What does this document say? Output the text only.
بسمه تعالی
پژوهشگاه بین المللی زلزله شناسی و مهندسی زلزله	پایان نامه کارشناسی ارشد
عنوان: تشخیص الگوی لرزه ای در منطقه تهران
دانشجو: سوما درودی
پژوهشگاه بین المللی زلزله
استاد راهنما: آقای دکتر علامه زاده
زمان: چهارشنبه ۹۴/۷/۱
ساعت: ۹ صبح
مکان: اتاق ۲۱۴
◇ ◇ ◇
Exercise task: Copy out every line that includes the word "زلزله".

Output of the task:
پژوهشگاه بین المللی زلزله شناسی و مهندسی زلزله	پایان نامه کارشناسی ارشد
پژوهشگاه بین المللی زلزله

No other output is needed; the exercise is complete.